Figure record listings
----
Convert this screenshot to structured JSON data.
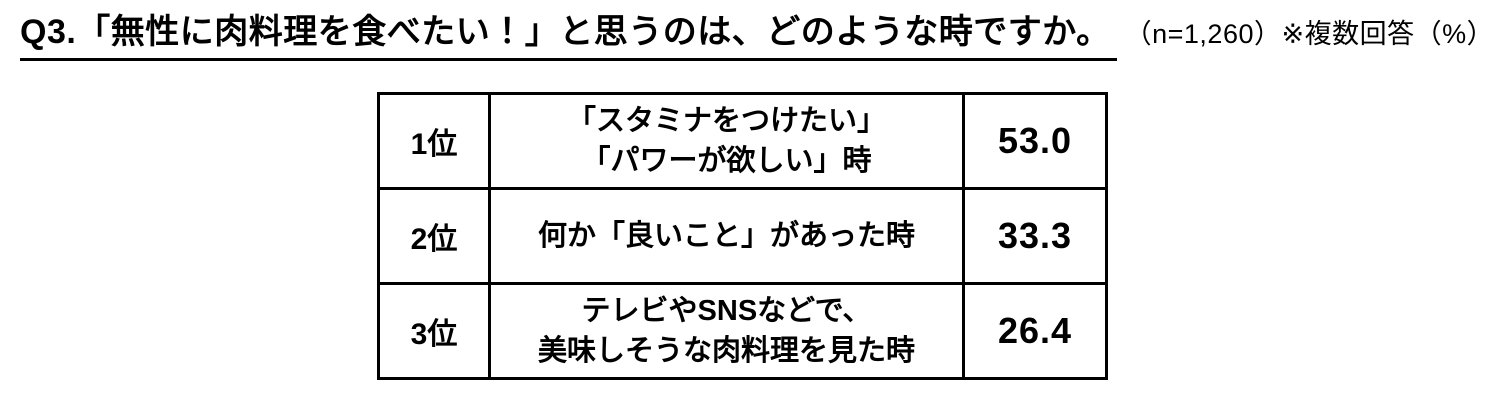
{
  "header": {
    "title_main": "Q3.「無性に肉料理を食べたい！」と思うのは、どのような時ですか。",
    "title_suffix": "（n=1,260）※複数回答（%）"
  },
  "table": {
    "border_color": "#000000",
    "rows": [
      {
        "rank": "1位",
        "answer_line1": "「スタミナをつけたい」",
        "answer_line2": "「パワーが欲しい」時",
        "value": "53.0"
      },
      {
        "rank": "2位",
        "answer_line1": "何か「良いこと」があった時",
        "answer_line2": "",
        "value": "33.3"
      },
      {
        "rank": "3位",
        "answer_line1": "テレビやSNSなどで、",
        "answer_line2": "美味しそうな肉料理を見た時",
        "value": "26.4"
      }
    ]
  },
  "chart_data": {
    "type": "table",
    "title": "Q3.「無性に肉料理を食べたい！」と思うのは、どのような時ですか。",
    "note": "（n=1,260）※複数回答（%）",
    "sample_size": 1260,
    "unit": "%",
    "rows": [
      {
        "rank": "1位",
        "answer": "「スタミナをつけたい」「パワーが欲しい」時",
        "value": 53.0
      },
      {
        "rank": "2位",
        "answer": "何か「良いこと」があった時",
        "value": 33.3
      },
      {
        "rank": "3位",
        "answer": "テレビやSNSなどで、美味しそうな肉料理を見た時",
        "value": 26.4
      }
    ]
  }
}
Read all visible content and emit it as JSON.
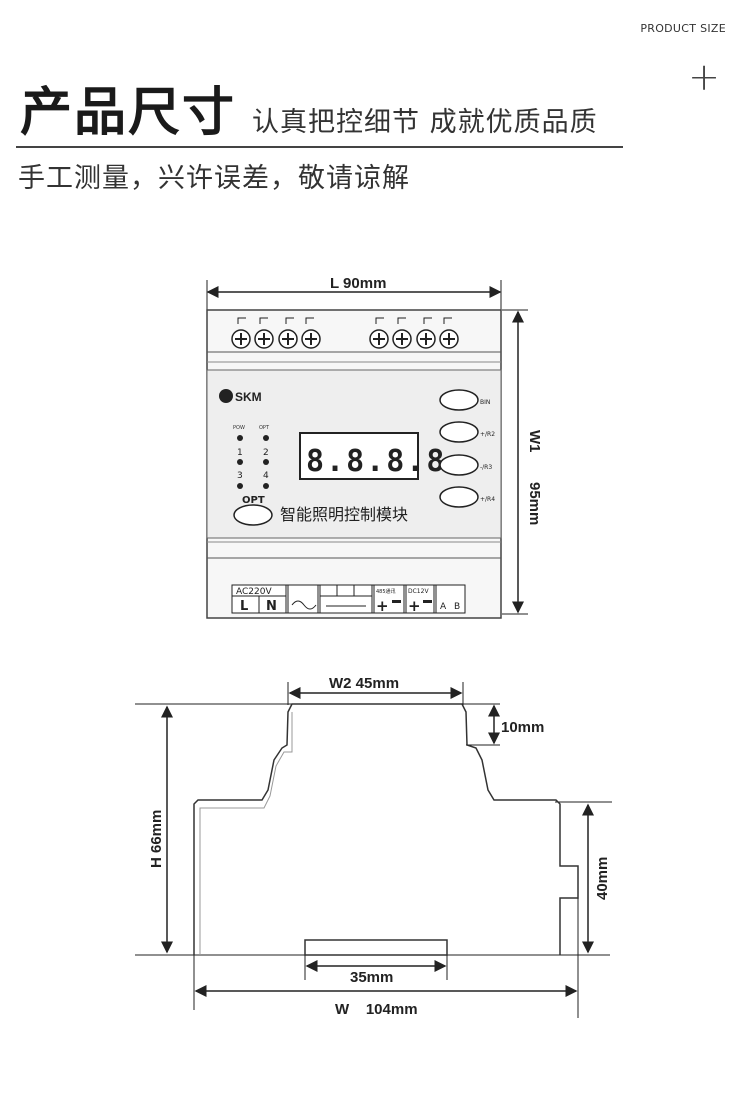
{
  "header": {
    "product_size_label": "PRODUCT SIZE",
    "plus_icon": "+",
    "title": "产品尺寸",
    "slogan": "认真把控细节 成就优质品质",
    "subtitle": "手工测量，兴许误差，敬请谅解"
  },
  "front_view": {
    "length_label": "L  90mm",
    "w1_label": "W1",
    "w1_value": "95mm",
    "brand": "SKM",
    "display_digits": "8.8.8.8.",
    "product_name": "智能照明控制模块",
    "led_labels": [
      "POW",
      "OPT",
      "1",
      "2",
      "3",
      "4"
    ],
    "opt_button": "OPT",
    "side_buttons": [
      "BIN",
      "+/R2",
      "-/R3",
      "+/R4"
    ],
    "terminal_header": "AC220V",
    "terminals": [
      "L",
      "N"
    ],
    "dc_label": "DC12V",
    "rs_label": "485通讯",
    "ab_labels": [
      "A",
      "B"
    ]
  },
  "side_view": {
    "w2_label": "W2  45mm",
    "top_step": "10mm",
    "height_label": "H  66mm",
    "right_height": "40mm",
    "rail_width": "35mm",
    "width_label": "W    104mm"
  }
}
----
* [Stated exercise] Look above for lines with the word "スタミナをつけたい" and copy them all.

* [Expected output]
        "answer_line1": "「スタミナをつけたい」",
        "answer": "「スタミナをつけたい」「パワーが欲しい」時",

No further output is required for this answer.